Exercise instructions: Print every line of the entries below verbatim, in the same order.

Entries provided:
==*==

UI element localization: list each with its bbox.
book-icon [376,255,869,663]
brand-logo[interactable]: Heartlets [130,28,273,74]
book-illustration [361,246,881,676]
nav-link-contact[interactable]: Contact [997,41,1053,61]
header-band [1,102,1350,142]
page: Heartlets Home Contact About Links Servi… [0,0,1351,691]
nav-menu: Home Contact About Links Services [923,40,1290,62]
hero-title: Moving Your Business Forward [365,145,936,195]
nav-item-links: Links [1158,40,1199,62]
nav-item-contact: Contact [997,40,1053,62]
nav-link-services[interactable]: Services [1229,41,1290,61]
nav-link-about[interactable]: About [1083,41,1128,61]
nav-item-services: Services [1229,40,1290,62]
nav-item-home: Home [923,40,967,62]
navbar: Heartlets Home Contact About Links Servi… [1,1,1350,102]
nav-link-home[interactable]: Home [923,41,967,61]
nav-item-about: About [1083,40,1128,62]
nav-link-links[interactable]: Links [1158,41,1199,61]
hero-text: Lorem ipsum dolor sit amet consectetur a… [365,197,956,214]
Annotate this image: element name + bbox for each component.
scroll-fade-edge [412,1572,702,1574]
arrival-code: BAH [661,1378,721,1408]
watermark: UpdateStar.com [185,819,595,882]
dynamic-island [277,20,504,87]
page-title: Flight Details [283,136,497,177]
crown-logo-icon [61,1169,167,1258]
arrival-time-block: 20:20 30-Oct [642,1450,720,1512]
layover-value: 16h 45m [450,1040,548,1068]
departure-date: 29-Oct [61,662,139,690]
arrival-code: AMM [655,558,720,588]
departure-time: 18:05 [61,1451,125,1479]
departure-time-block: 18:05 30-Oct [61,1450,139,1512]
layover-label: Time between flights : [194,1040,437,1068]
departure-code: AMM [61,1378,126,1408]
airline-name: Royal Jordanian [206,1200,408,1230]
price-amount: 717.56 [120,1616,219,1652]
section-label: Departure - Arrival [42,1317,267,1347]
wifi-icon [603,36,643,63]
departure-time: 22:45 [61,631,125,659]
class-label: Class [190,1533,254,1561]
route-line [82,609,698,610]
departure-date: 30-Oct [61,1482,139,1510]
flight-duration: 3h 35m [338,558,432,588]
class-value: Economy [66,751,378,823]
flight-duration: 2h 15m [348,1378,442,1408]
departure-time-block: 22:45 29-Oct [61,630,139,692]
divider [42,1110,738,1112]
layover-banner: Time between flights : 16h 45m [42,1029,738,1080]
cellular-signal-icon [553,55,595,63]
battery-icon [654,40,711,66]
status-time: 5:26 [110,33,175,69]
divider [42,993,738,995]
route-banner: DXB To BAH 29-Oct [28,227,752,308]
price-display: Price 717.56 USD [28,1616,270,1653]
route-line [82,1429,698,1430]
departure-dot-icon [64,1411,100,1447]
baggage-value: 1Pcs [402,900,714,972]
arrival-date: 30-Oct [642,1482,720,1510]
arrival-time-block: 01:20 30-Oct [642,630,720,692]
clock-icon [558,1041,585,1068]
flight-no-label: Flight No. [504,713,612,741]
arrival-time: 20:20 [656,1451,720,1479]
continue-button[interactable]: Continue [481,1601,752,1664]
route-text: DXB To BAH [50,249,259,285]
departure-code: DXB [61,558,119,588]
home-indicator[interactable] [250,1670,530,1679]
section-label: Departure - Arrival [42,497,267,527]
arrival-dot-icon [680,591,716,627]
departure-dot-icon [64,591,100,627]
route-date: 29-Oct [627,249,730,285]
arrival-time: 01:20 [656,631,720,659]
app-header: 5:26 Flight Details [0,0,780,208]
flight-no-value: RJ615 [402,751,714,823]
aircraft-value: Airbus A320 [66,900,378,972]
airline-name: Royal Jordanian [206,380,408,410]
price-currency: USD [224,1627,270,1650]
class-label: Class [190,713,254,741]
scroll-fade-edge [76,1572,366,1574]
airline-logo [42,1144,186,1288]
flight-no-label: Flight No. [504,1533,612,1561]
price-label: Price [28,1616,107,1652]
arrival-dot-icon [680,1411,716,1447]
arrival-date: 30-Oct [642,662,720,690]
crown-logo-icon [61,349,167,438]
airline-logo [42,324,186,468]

==*==

Correct answer:
UI element localization: list each with its bbox.
book-icon [376,255,869,663]
brand-logo[interactable]: Heartlets [130,28,273,74]
book-illustration [361,246,881,676]
nav-link-contact[interactable]: Contact [997,41,1053,61]
header-band [1,102,1350,142]
page: Heartlets Home Contact About Links Servi… [0,0,1351,691]
nav-menu: Home Contact About Links Services [923,40,1290,62]
hero-title: Moving Your Business Forward [365,145,936,195]
nav-item-links: Links [1158,40,1199,62]
nav-item-contact: Contact [997,40,1053,62]
nav-link-services[interactable]: Services [1229,41,1290,61]
nav-link-about[interactable]: About [1083,41,1128,61]
nav-item-services: Services [1229,40,1290,62]
nav-item-home: Home [923,40,967,62]
navbar: Heartlets Home Contact About Links Servi… [1,1,1350,102]
nav-link-home[interactable]: Home [923,41,967,61]
nav-item-about: About [1083,40,1128,62]
nav-link-links[interactable]: Links [1158,41,1199,61]
hero-text: Lorem ipsum dolor sit amet consectetur a… [365,197,956,214]
Annotate this image: element name + bbox for each component.
scroll-fade-edge [412,1572,702,1574]
arrival-code: BAH [661,1378,721,1408]
watermark: UpdateStar.com [185,819,595,882]
dynamic-island [277,20,504,87]
page-title: Flight Details [283,136,497,177]
crown-logo-icon [61,1169,167,1258]
arrival-time-block: 20:20 30-Oct [642,1450,720,1512]
layover-value: 16h 45m [450,1040,548,1068]
departure-date: 29-Oct [61,662,139,690]
arrival-code: AMM [655,558,720,588]
departure-time: 18:05 [61,1451,125,1479]
departure-time-block: 18:05 30-Oct [61,1450,139,1512]
layover-label: Time between flights : [194,1040,437,1068]
departure-code: AMM [61,1378,126,1408]
airline-name: Royal Jordanian [206,1200,408,1230]
price-amount: 717.56 [120,1616,219,1652]
section-label: Departure - Arrival [42,1317,267,1347]
wifi-icon [603,36,643,63]
departure-time: 22:45 [61,631,125,659]
class-label: Class [190,1533,254,1561]
route-line [82,609,698,610]
departure-date: 30-Oct [61,1482,139,1510]
flight-duration: 3h 35m [338,558,432,588]
class-value: Economy [66,751,378,823]
flight-duration: 2h 15m [348,1378,442,1408]
departure-time-block: 22:45 29-Oct [61,630,139,692]
divider [42,1110,738,1112]
layover-banner: Time between flights : 16h 45m [42,1029,738,1080]
cellular-signal-icon [553,55,595,63]
battery-icon [654,40,711,66]
status-time: 5:26 [110,33,175,69]
divider [42,993,738,995]
route-banner: DXB To BAH 29-Oct [28,227,752,308]
price-display: Price 717.56 USD [28,1616,270,1653]
route-line [82,1429,698,1430]
departure-dot-icon [64,1411,100,1447]
baggage-value: 1Pcs [402,900,714,972]
arrival-date: 30-Oct [642,1482,720,1510]
arrival-time-block: 01:20 30-Oct [642,630,720,692]
clock-icon [558,1041,585,1068]
flight-no-label: Flight No. [504,713,612,741]
arrival-time: 20:20 [656,1451,720,1479]
continue-button[interactable]: Continue [481,1601,752,1664]
route-text: DXB To BAH [50,249,259,285]
departure-code: DXB [61,558,119,588]
home-indicator[interactable] [250,1670,530,1679]
section-label: Departure - Arrival [42,497,267,527]
arrival-dot-icon [680,591,716,627]
departure-dot-icon [64,591,100,627]
route-date: 29-Oct [627,249,730,285]
arrival-time: 01:20 [656,631,720,659]
app-header: 5:26 Flight Details [0,0,780,208]
flight-no-value: RJ615 [402,751,714,823]
aircraft-value: Airbus A320 [66,900,378,972]
airline-name: Royal Jordanian [206,380,408,410]
price-currency: USD [224,1627,270,1650]
class-label: Class [190,713,254,741]
scroll-fade-edge [76,1572,366,1574]
airline-logo [42,1144,186,1288]
flight-no-label: Flight No. [504,1533,612,1561]
price-label: Price [28,1616,107,1652]
arrival-dot-icon [680,1411,716,1447]
arrival-date: 30-Oct [642,662,720,690]
crown-logo-icon [61,349,167,438]
airline-logo [42,324,186,468]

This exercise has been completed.